*DATA SUPPLIED*.
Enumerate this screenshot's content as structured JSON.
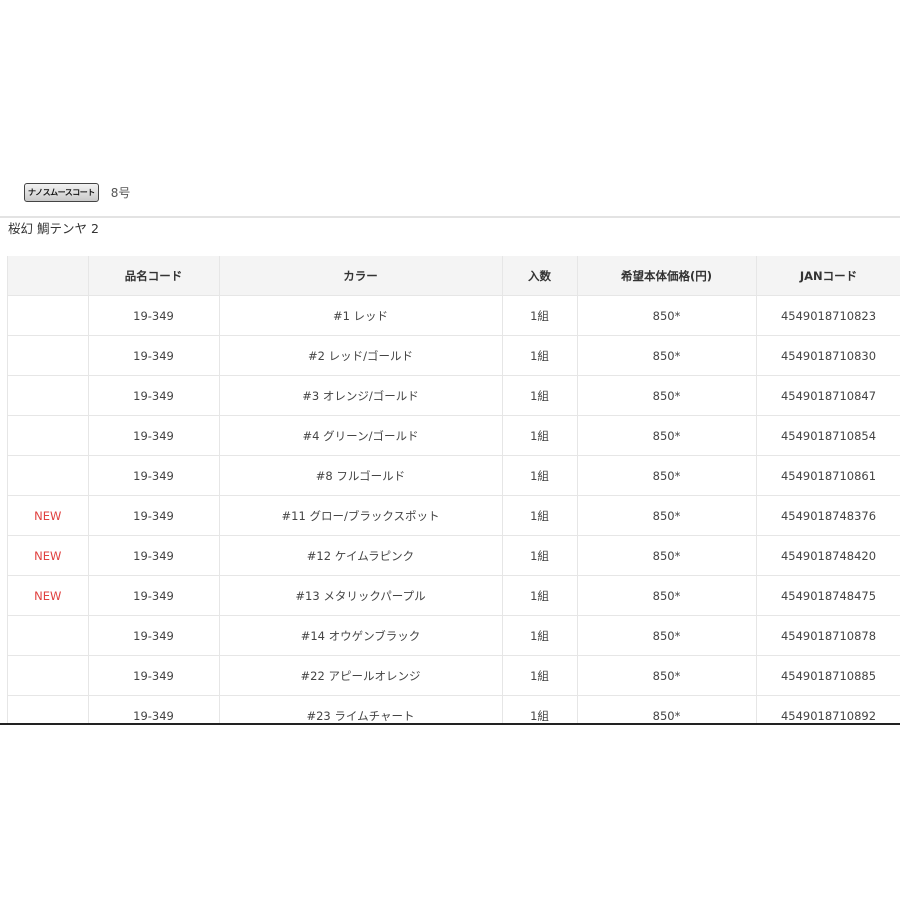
{
  "badge": {
    "label": "ナノスムースコート"
  },
  "size": "8号",
  "product_title": "桜幻 鯛テンヤ 2",
  "table": {
    "columns": [
      "",
      "品名コード",
      "カラー",
      "入数",
      "希望本体価格(円)",
      "JANコード"
    ],
    "rows": [
      {
        "tag": "",
        "code": "19-349",
        "color": "#1 レッド",
        "qty": "1組",
        "price": "850*",
        "jan": "4549018710823"
      },
      {
        "tag": "",
        "code": "19-349",
        "color": "#2 レッド/ゴールド",
        "qty": "1組",
        "price": "850*",
        "jan": "4549018710830"
      },
      {
        "tag": "",
        "code": "19-349",
        "color": "#3 オレンジ/ゴールド",
        "qty": "1組",
        "price": "850*",
        "jan": "4549018710847"
      },
      {
        "tag": "",
        "code": "19-349",
        "color": "#4 グリーン/ゴールド",
        "qty": "1組",
        "price": "850*",
        "jan": "4549018710854"
      },
      {
        "tag": "",
        "code": "19-349",
        "color": "#8 フルゴールド",
        "qty": "1組",
        "price": "850*",
        "jan": "4549018710861"
      },
      {
        "tag": "NEW",
        "code": "19-349",
        "color": "#11 グロー/ブラックスポット",
        "qty": "1組",
        "price": "850*",
        "jan": "4549018748376"
      },
      {
        "tag": "NEW",
        "code": "19-349",
        "color": "#12 ケイムラピンク",
        "qty": "1組",
        "price": "850*",
        "jan": "4549018748420"
      },
      {
        "tag": "NEW",
        "code": "19-349",
        "color": "#13 メタリックパープル",
        "qty": "1組",
        "price": "850*",
        "jan": "4549018748475"
      },
      {
        "tag": "",
        "code": "19-349",
        "color": "#14 オウゲンブラック",
        "qty": "1組",
        "price": "850*",
        "jan": "4549018710878"
      },
      {
        "tag": "",
        "code": "19-349",
        "color": "#22 アピールオレンジ",
        "qty": "1組",
        "price": "850*",
        "jan": "4549018710885"
      },
      {
        "tag": "",
        "code": "19-349",
        "color": "#23 ライムチャート",
        "qty": "1組",
        "price": "850*",
        "jan": "4549018710892"
      }
    ]
  },
  "colors": {
    "new_tag": "#e0403e",
    "header_bg": "#f4f4f4",
    "border": "#e6e6e6"
  }
}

*REQUIREMENTS*.
Set the pictures aside and transcribe the data above exactly.

*EXERCISE RESULT*.
Enumerate this screenshot's content as structured JSON.
{
  "badge": {
    "label": "ナノスムースコート"
  },
  "size": "8号",
  "product_title": "桜幻 鯛テンヤ 2",
  "table": {
    "columns": [
      "",
      "品名コード",
      "カラー",
      "入数",
      "希望本体価格(円)",
      "JANコード"
    ],
    "rows": [
      {
        "tag": "",
        "code": "19-349",
        "color": "#1 レッド",
        "qty": "1組",
        "price": "850*",
        "jan": "4549018710823"
      },
      {
        "tag": "",
        "code": "19-349",
        "color": "#2 レッド/ゴールド",
        "qty": "1組",
        "price": "850*",
        "jan": "4549018710830"
      },
      {
        "tag": "",
        "code": "19-349",
        "color": "#3 オレンジ/ゴールド",
        "qty": "1組",
        "price": "850*",
        "jan": "4549018710847"
      },
      {
        "tag": "",
        "code": "19-349",
        "color": "#4 グリーン/ゴールド",
        "qty": "1組",
        "price": "850*",
        "jan": "4549018710854"
      },
      {
        "tag": "",
        "code": "19-349",
        "color": "#8 フルゴールド",
        "qty": "1組",
        "price": "850*",
        "jan": "4549018710861"
      },
      {
        "tag": "NEW",
        "code": "19-349",
        "color": "#11 グロー/ブラックスポット",
        "qty": "1組",
        "price": "850*",
        "jan": "4549018748376"
      },
      {
        "tag": "NEW",
        "code": "19-349",
        "color": "#12 ケイムラピンク",
        "qty": "1組",
        "price": "850*",
        "jan": "4549018748420"
      },
      {
        "tag": "NEW",
        "code": "19-349",
        "color": "#13 メタリックパープル",
        "qty": "1組",
        "price": "850*",
        "jan": "4549018748475"
      },
      {
        "tag": "",
        "code": "19-349",
        "color": "#14 オウゲンブラック",
        "qty": "1組",
        "price": "850*",
        "jan": "4549018710878"
      },
      {
        "tag": "",
        "code": "19-349",
        "color": "#22 アピールオレンジ",
        "qty": "1組",
        "price": "850*",
        "jan": "4549018710885"
      },
      {
        "tag": "",
        "code": "19-349",
        "color": "#23 ライムチャート",
        "qty": "1組",
        "price": "850*",
        "jan": "4549018710892"
      }
    ]
  },
  "colors": {
    "new_tag": "#e0403e",
    "header_bg": "#f4f4f4",
    "border": "#e6e6e6"
  }
}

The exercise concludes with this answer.